┌─ DATASET

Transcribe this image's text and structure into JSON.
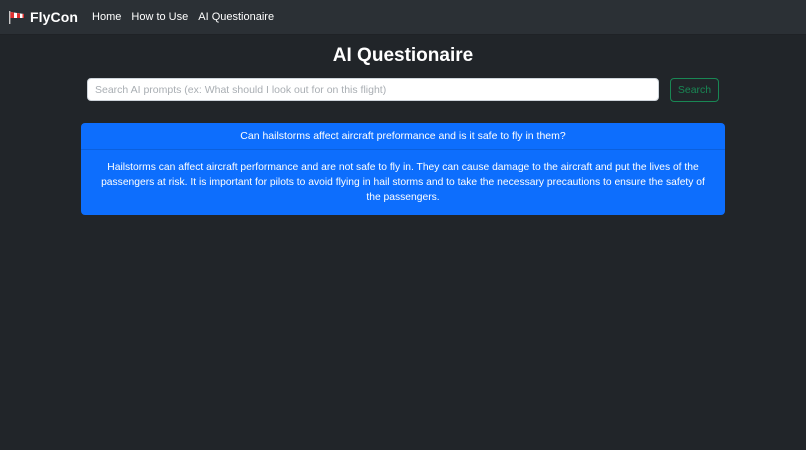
{
  "nav": {
    "brand": "FlyCon",
    "brand_icon": "windsock-icon",
    "links": [
      "Home",
      "How to Use",
      "AI Questionaire"
    ]
  },
  "page": {
    "title": "AI Questionaire"
  },
  "search": {
    "placeholder": "Search AI prompts (ex: What should I look out for on this flight)",
    "value": "",
    "button_label": "Search",
    "button_color": "#198754"
  },
  "answer": {
    "question": "Can hailstorms affect aircraft preformance and is it safe to fly in them?",
    "response": "Hailstorms can affect aircraft performance and are not safe to fly in. They can cause damage to the aircraft and put the lives of the passengers at risk. It is important for pilots to avoid flying in hail storms and to take the necessary precautions to ensure the safety of the passengers.",
    "card_color": "#0d6efd"
  },
  "colors": {
    "background": "#212529",
    "navbar": "#2b3035"
  }
}
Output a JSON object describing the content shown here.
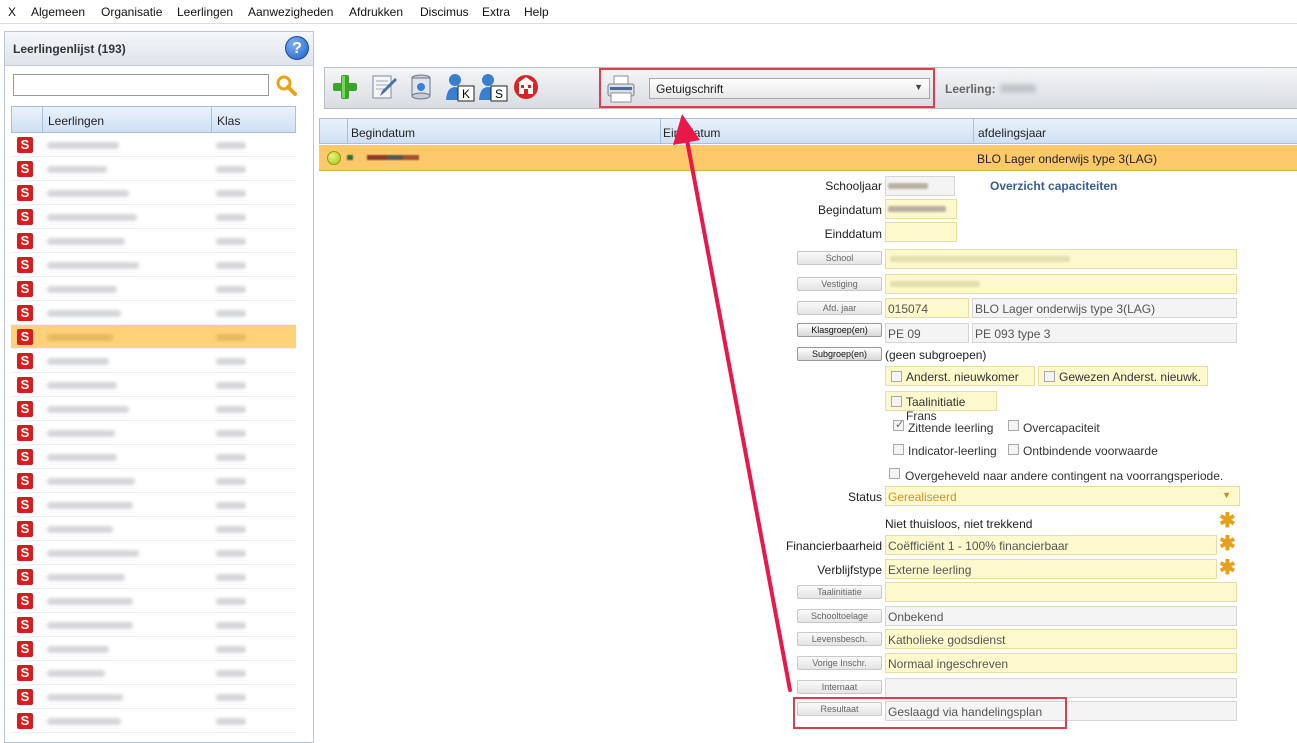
{
  "menu": [
    "X",
    "Algemeen",
    "Organisatie",
    "Leerlingen",
    "Aanwezigheden",
    "Afdrukken",
    "Discimus",
    "Extra",
    "Help"
  ],
  "left_panel": {
    "title": "Leerlingenlijst (193)",
    "search_placeholder": "",
    "columns": [
      "Leerlingen",
      "Klas"
    ],
    "row_badge": "S",
    "selected_index": 8
  },
  "toolbar": {
    "document_select": "Getuigschrift",
    "leerling_label": "Leerling:",
    "icon_letters": [
      "K",
      "S"
    ]
  },
  "grid": {
    "columns": [
      "Begindatum",
      "Einddatum",
      "afdelingsjaar"
    ],
    "row_afdelingsjaar": "BLO Lager onderwijs type 3(LAG)"
  },
  "form": {
    "section_title": "Overzicht capaciteiten",
    "labels": {
      "schooljaar": "Schooljaar",
      "begindatum": "Begindatum",
      "einddatum": "Einddatum",
      "status": "Status",
      "financierbaarheid": "Financierbaarheid",
      "verblijfstype": "Verblijfstype"
    },
    "buttons": {
      "school": "School",
      "vestiging": "Vestiging",
      "afd_jaar": "Afd. jaar",
      "klasgroep": "Klasgroep(en)",
      "subgroep": "Subgroep(en)",
      "taalinitiatie": "Taalinitiatie",
      "schooltoelage": "Schooltoelage",
      "levensbesch": "Levensbesch.",
      "vorige_inschr": "Vorige Inschr.",
      "internaat": "Internaat",
      "resultaat": "Resultaat"
    },
    "values": {
      "afd_code": "015074",
      "afd_name": "BLO Lager onderwijs type 3(LAG)",
      "klasgroep_code": "PE 09",
      "klasgroep_name": "PE 093 type 3",
      "subgroep": "(geen subgroepen)",
      "status": "Gerealiseerd",
      "thuisloos": "Niet thuisloos, niet trekkend",
      "financierbaarheid": "Coëfficiënt 1 - 100% financierbaar",
      "verblijfstype": "Externe leerling",
      "schooltoelage": "Onbekend",
      "levensbesch": "Katholieke godsdienst",
      "vorige_inschr": "Normaal ingeschreven",
      "resultaat": "Geslaagd via handelingsplan"
    },
    "checkboxes": {
      "anderst_nieuwkomer": "Anderst. nieuwkomer",
      "gewezen_anderst": "Gewezen Anderst. nieuwk.",
      "taalinitiatie_frans": "Taalinitiatie Frans",
      "zittende_leerling": "Zittende leerling",
      "overcapaciteit": "Overcapaciteit",
      "indicator_leerling": "Indicator-leerling",
      "ontbindende_voorwaarde": "Ontbindende voorwaarde",
      "overgeheveld": "Overgeheveld naar andere contingent na voorrangsperiode."
    }
  },
  "colors": {
    "selected_row": "#fcc96a",
    "annotation": "#e23b4e",
    "star": "#e6a11b",
    "field_yellow": "#fdf9cc"
  }
}
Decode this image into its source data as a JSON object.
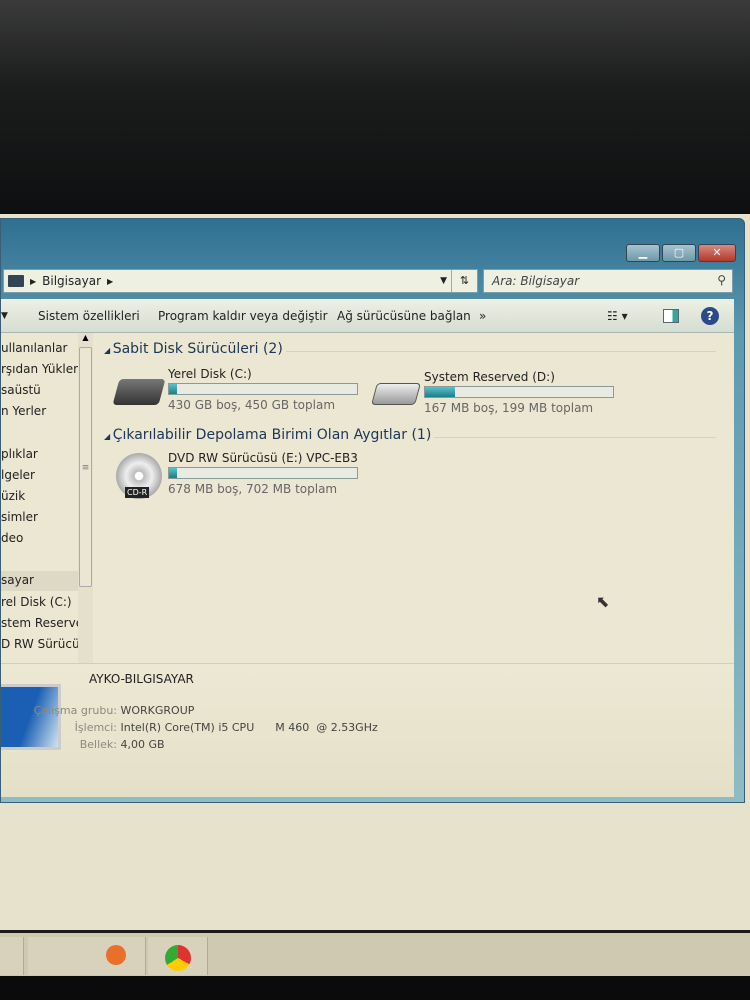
{
  "window": {
    "address": [
      "Bilgisayar"
    ],
    "search_placeholder": "Ara: Bilgisayar"
  },
  "toolbar": {
    "items": [
      "Sistem özellikleri",
      "Program kaldır veya değiştir",
      "Ağ sürücüsüne bağlan"
    ],
    "more": "»"
  },
  "nav": {
    "items": [
      "ullanılanlar",
      "rşıdan Yüklem",
      "saüstü",
      "n Yerler",
      "plıklar",
      "lgeler",
      "üzik",
      "simler",
      "deo",
      "sayar",
      "rel Disk (C:)",
      "stem Reserved",
      "D RW Sürücüs"
    ],
    "selected": "sayar"
  },
  "groups": [
    {
      "title": "Sabit Disk Sürücüleri (2)",
      "drives": [
        {
          "name": "Yerel Disk (C:)",
          "size": "430 GB boş, 450 GB toplam",
          "used_fraction": 0.044
        },
        {
          "name": "System Reserved (D:)",
          "size": "167 MB boş, 199 MB toplam",
          "used_fraction": 0.16
        }
      ]
    },
    {
      "title": "Çıkarılabilir Depolama Birimi Olan Aygıtlar (1)",
      "drives": [
        {
          "name": "DVD RW Sürücüsü (E:) VPC-EB3",
          "size": "678 MB boş, 702 MB toplam",
          "used_fraction": 0.034,
          "badge": "CD-R"
        }
      ]
    }
  ],
  "details": {
    "computer_name": "AYKO-BILGISAYAR",
    "rows": [
      {
        "k": "Çalışma grubu:",
        "v": "WORKGROUP"
      },
      {
        "k": "İşlemci:",
        "v": "Intel(R) Core(TM) i5 CPU      M 460  @ 2.53GHz"
      },
      {
        "k": "Bellek:",
        "v": "4,00 GB"
      }
    ]
  },
  "colors": {
    "accent": "#2f6f91",
    "bar": "#1e7c8c"
  }
}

└─

**OBJECTIVE**: Pictures stay out; reproduce every line of the records exactly.

**REPLY**:
Transcribe this image's text and structure into JSON.
{
  "nav": {
    "brand": "FlyCon",
    "brand_icon": "windsock-icon",
    "links": [
      "Home",
      "How to Use",
      "AI Questionaire"
    ]
  },
  "page": {
    "title": "AI Questionaire"
  },
  "search": {
    "placeholder": "Search AI prompts (ex: What should I look out for on this flight)",
    "value": "",
    "button_label": "Search",
    "button_color": "#198754"
  },
  "answer": {
    "question": "Can hailstorms affect aircraft preformance and is it safe to fly in them?",
    "response": "Hailstorms can affect aircraft performance and are not safe to fly in. They can cause damage to the aircraft and put the lives of the passengers at risk. It is important for pilots to avoid flying in hail storms and to take the necessary precautions to ensure the safety of the passengers.",
    "card_color": "#0d6efd"
  },
  "colors": {
    "background": "#212529",
    "navbar": "#2b3035"
  }
}
Output a JSON object describing the content shown here.
{
  "menu": [
    "X",
    "Algemeen",
    "Organisatie",
    "Leerlingen",
    "Aanwezigheden",
    "Afdrukken",
    "Discimus",
    "Extra",
    "Help"
  ],
  "left_panel": {
    "title": "Leerlingenlijst (193)",
    "search_placeholder": "",
    "columns": [
      "Leerlingen",
      "Klas"
    ],
    "row_badge": "S",
    "selected_index": 8
  },
  "toolbar": {
    "document_select": "Getuigschrift",
    "leerling_label": "Leerling:",
    "icon_letters": [
      "K",
      "S"
    ]
  },
  "grid": {
    "columns": [
      "Begindatum",
      "Einddatum",
      "afdelingsjaar"
    ],
    "row_afdelingsjaar": "BLO Lager onderwijs type 3(LAG)"
  },
  "form": {
    "section_title": "Overzicht capaciteiten",
    "labels": {
      "schooljaar": "Schooljaar",
      "begindatum": "Begindatum",
      "einddatum": "Einddatum",
      "status": "Status",
      "financierbaarheid": "Financierbaarheid",
      "verblijfstype": "Verblijfstype"
    },
    "buttons": {
      "school": "School",
      "vestiging": "Vestiging",
      "afd_jaar": "Afd. jaar",
      "klasgroep": "Klasgroep(en)",
      "subgroep": "Subgroep(en)",
      "taalinitiatie": "Taalinitiatie",
      "schooltoelage": "Schooltoelage",
      "levensbesch": "Levensbesch.",
      "vorige_inschr": "Vorige Inschr.",
      "internaat": "Internaat",
      "resultaat": "Resultaat"
    },
    "values": {
      "afd_code": "015074",
      "afd_name": "BLO Lager onderwijs type 3(LAG)",
      "klasgroep_code": "PE 09",
      "klasgroep_name": "PE 093 type 3",
      "subgroep": "(geen subgroepen)",
      "status": "Gerealiseerd",
      "thuisloos": "Niet thuisloos, niet trekkend",
      "financierbaarheid": "Coëfficiënt 1 - 100% financierbaar",
      "verblijfstype": "Externe leerling",
      "schooltoelage": "Onbekend",
      "levensbesch": "Katholieke godsdienst",
      "vorige_inschr": "Normaal ingeschreven",
      "resultaat": "Geslaagd via handelingsplan"
    },
    "checkboxes": {
      "anderst_nieuwkomer": "Anderst. nieuwkomer",
      "gewezen_anderst": "Gewezen Anderst. nieuwk.",
      "taalinitiatie_frans": "Taalinitiatie Frans",
      "zittende_leerling": "Zittende leerling",
      "overcapaciteit": "Overcapaciteit",
      "indicator_leerling": "Indicator-leerling",
      "ontbindende_voorwaarde": "Ontbindende voorwaarde",
      "overgeheveld": "Overgeheveld naar andere contingent na voorrangsperiode."
    }
  },
  "colors": {
    "selected_row": "#fcc96a",
    "annotation": "#e23b4e",
    "star": "#e6a11b",
    "field_yellow": "#fdf9cc"
  }
}
Decode this image into its source data as a JSON object.
{
  "window": {
    "address": [
      "Bilgisayar"
    ],
    "search_placeholder": "Ara: Bilgisayar"
  },
  "toolbar": {
    "items": [
      "Sistem özellikleri",
      "Program kaldır veya değiştir",
      "Ağ sürücüsüne bağlan"
    ],
    "more": "»"
  },
  "nav": {
    "items": [
      "ullanılanlar",
      "rşıdan Yüklem",
      "saüstü",
      "n Yerler",
      "plıklar",
      "lgeler",
      "üzik",
      "simler",
      "deo",
      "sayar",
      "rel Disk (C:)",
      "stem Reserved",
      "D RW Sürücüs"
    ],
    "selected": "sayar"
  },
  "groups": [
    {
      "title": "Sabit Disk Sürücüleri (2)",
      "drives": [
        {
          "name": "Yerel Disk (C:)",
          "size": "430 GB boş, 450 GB toplam",
          "used_fraction": 0.044
        },
        {
          "name": "System Reserved (D:)",
          "size": "167 MB boş, 199 MB toplam",
          "used_fraction": 0.16
        }
      ]
    },
    {
      "title": "Çıkarılabilir Depolama Birimi Olan Aygıtlar (1)",
      "drives": [
        {
          "name": "DVD RW Sürücüsü (E:) VPC-EB3",
          "size": "678 MB boş, 702 MB toplam",
          "used_fraction": 0.034,
          "badge": "CD-R"
        }
      ]
    }
  ],
  "details": {
    "computer_name": "AYKO-BILGISAYAR",
    "rows": [
      {
        "k": "Çalışma grubu:",
        "v": "WORKGROUP"
      },
      {
        "k": "İşlemci:",
        "v": "Intel(R) Core(TM) i5 CPU      M 460  @ 2.53GHz"
      },
      {
        "k": "Bellek:",
        "v": "4,00 GB"
      }
    ]
  },
  "colors": {
    "accent": "#2f6f91",
    "bar": "#1e7c8c"
  }
}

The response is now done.